> _Records to process_:
▬▬▬

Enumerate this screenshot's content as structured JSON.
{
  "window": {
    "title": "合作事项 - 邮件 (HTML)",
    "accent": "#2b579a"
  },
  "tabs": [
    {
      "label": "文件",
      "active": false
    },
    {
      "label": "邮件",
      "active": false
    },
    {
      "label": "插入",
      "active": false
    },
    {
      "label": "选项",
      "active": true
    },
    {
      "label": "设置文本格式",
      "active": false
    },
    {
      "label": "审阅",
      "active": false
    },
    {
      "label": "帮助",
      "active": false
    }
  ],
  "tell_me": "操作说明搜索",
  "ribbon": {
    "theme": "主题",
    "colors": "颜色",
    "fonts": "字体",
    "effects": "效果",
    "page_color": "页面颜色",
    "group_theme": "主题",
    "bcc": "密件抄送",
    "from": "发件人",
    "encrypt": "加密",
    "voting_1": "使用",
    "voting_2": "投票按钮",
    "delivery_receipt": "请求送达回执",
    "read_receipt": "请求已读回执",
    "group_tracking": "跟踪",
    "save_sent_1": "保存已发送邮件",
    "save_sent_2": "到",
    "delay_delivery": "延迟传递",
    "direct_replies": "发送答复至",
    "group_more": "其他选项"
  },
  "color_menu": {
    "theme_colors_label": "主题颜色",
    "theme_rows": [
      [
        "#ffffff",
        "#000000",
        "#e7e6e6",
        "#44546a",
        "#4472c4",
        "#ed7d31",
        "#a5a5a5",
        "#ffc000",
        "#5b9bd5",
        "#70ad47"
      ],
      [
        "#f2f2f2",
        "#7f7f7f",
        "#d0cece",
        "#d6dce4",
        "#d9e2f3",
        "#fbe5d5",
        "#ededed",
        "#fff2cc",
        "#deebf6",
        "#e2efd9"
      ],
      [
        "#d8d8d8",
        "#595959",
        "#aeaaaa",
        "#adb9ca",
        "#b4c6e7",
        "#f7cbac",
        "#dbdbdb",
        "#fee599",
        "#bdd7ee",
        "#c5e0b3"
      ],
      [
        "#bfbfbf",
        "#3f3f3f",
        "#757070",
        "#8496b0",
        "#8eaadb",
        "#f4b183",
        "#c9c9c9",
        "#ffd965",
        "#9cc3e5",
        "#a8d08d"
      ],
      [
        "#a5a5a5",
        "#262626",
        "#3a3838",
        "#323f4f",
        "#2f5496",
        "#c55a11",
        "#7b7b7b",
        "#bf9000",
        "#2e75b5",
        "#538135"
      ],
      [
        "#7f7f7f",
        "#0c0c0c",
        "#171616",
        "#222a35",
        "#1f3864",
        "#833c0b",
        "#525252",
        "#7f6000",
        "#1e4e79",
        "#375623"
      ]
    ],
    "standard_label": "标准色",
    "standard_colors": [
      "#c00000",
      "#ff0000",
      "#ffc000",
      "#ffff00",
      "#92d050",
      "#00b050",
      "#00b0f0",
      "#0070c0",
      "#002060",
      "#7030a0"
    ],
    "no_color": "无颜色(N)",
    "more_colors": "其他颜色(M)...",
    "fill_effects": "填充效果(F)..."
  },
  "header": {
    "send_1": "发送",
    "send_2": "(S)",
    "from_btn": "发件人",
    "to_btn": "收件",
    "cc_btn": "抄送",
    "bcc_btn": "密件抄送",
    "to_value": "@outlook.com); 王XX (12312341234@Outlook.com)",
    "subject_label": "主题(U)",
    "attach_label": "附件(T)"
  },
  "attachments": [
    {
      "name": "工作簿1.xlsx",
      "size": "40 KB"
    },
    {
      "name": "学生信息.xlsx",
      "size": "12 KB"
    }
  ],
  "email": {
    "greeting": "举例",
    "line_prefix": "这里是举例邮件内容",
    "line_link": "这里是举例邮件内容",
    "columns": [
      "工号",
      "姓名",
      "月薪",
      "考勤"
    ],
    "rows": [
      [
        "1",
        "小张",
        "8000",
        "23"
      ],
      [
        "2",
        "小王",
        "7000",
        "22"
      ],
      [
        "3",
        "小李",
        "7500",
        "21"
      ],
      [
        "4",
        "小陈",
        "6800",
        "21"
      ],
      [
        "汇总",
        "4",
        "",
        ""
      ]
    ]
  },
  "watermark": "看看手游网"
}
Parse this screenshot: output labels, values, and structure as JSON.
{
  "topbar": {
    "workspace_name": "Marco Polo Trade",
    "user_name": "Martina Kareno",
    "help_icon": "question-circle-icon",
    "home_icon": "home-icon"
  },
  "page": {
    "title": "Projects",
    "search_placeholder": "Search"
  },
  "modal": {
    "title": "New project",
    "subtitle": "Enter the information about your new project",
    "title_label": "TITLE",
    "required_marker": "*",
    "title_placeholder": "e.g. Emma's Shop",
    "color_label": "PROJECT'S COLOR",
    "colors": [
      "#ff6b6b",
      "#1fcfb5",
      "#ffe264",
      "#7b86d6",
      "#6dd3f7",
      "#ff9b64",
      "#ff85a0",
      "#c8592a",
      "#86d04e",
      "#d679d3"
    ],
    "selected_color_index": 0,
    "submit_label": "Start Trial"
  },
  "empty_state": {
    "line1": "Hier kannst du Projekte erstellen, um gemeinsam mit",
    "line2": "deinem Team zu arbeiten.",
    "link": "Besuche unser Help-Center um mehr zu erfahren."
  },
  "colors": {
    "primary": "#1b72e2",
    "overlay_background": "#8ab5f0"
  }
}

▬▬▬

> _Set task_: Your task is to reproduce all of the records exactly.

> _Right answer_:
Enumerate this screenshot's content as structured JSON.
{
  "window": {
    "title": "合作事项 - 邮件 (HTML)",
    "accent": "#2b579a"
  },
  "tabs": [
    {
      "label": "文件",
      "active": false
    },
    {
      "label": "邮件",
      "active": false
    },
    {
      "label": "插入",
      "active": false
    },
    {
      "label": "选项",
      "active": true
    },
    {
      "label": "设置文本格式",
      "active": false
    },
    {
      "label": "审阅",
      "active": false
    },
    {
      "label": "帮助",
      "active": false
    }
  ],
  "tell_me": "操作说明搜索",
  "ribbon": {
    "theme": "主题",
    "colors": "颜色",
    "fonts": "字体",
    "effects": "效果",
    "page_color": "页面颜色",
    "group_theme": "主题",
    "bcc": "密件抄送",
    "from": "发件人",
    "encrypt": "加密",
    "voting_1": "使用",
    "voting_2": "投票按钮",
    "delivery_receipt": "请求送达回执",
    "read_receipt": "请求已读回执",
    "group_tracking": "跟踪",
    "save_sent_1": "保存已发送邮件",
    "save_sent_2": "到",
    "delay_delivery": "延迟传递",
    "direct_replies": "发送答复至",
    "group_more": "其他选项"
  },
  "color_menu": {
    "theme_colors_label": "主题颜色",
    "theme_rows": [
      [
        "#ffffff",
        "#000000",
        "#e7e6e6",
        "#44546a",
        "#4472c4",
        "#ed7d31",
        "#a5a5a5",
        "#ffc000",
        "#5b9bd5",
        "#70ad47"
      ],
      [
        "#f2f2f2",
        "#7f7f7f",
        "#d0cece",
        "#d6dce4",
        "#d9e2f3",
        "#fbe5d5",
        "#ededed",
        "#fff2cc",
        "#deebf6",
        "#e2efd9"
      ],
      [
        "#d8d8d8",
        "#595959",
        "#aeaaaa",
        "#adb9ca",
        "#b4c6e7",
        "#f7cbac",
        "#dbdbdb",
        "#fee599",
        "#bdd7ee",
        "#c5e0b3"
      ],
      [
        "#bfbfbf",
        "#3f3f3f",
        "#757070",
        "#8496b0",
        "#8eaadb",
        "#f4b183",
        "#c9c9c9",
        "#ffd965",
        "#9cc3e5",
        "#a8d08d"
      ],
      [
        "#a5a5a5",
        "#262626",
        "#3a3838",
        "#323f4f",
        "#2f5496",
        "#c55a11",
        "#7b7b7b",
        "#bf9000",
        "#2e75b5",
        "#538135"
      ],
      [
        "#7f7f7f",
        "#0c0c0c",
        "#171616",
        "#222a35",
        "#1f3864",
        "#833c0b",
        "#525252",
        "#7f6000",
        "#1e4e79",
        "#375623"
      ]
    ],
    "standard_label": "标准色",
    "standard_colors": [
      "#c00000",
      "#ff0000",
      "#ffc000",
      "#ffff00",
      "#92d050",
      "#00b050",
      "#00b0f0",
      "#0070c0",
      "#002060",
      "#7030a0"
    ],
    "no_color": "无颜色(N)",
    "more_colors": "其他颜色(M)...",
    "fill_effects": "填充效果(F)..."
  },
  "header": {
    "send_1": "发送",
    "send_2": "(S)",
    "from_btn": "发件人",
    "to_btn": "收件",
    "cc_btn": "抄送",
    "bcc_btn": "密件抄送",
    "to_value": "@outlook.com); 王XX (12312341234@Outlook.com)",
    "subject_label": "主题(U)",
    "attach_label": "附件(T)"
  },
  "attachments": [
    {
      "name": "工作簿1.xlsx",
      "size": "40 KB"
    },
    {
      "name": "学生信息.xlsx",
      "size": "12 KB"
    }
  ],
  "email": {
    "greeting": "举例",
    "line_prefix": "这里是举例邮件内容",
    "line_link": "这里是举例邮件内容",
    "columns": [
      "工号",
      "姓名",
      "月薪",
      "考勤"
    ],
    "rows": [
      [
        "1",
        "小张",
        "8000",
        "23"
      ],
      [
        "2",
        "小王",
        "7000",
        "22"
      ],
      [
        "3",
        "小李",
        "7500",
        "21"
      ],
      [
        "4",
        "小陈",
        "6800",
        "21"
      ],
      [
        "汇总",
        "4",
        "",
        ""
      ]
    ]
  },
  "watermark": "看看手游网"
}
Parse this screenshot: output labels, values, and structure as JSON.
{
  "topbar": {
    "workspace_name": "Marco Polo Trade",
    "user_name": "Martina Kareno",
    "help_icon": "question-circle-icon",
    "home_icon": "home-icon"
  },
  "page": {
    "title": "Projects",
    "search_placeholder": "Search"
  },
  "modal": {
    "title": "New project",
    "subtitle": "Enter the information about your new project",
    "title_label": "TITLE",
    "required_marker": "*",
    "title_placeholder": "e.g. Emma's Shop",
    "color_label": "PROJECT'S COLOR",
    "colors": [
      "#ff6b6b",
      "#1fcfb5",
      "#ffe264",
      "#7b86d6",
      "#6dd3f7",
      "#ff9b64",
      "#ff85a0",
      "#c8592a",
      "#86d04e",
      "#d679d3"
    ],
    "selected_color_index": 0,
    "submit_label": "Start Trial"
  },
  "empty_state": {
    "line1": "Hier kannst du Projekte erstellen, um gemeinsam mit",
    "line2": "deinem Team zu arbeiten.",
    "link": "Besuche unser Help-Center um mehr zu erfahren."
  },
  "colors": {
    "primary": "#1b72e2",
    "overlay_background": "#8ab5f0"
  }
}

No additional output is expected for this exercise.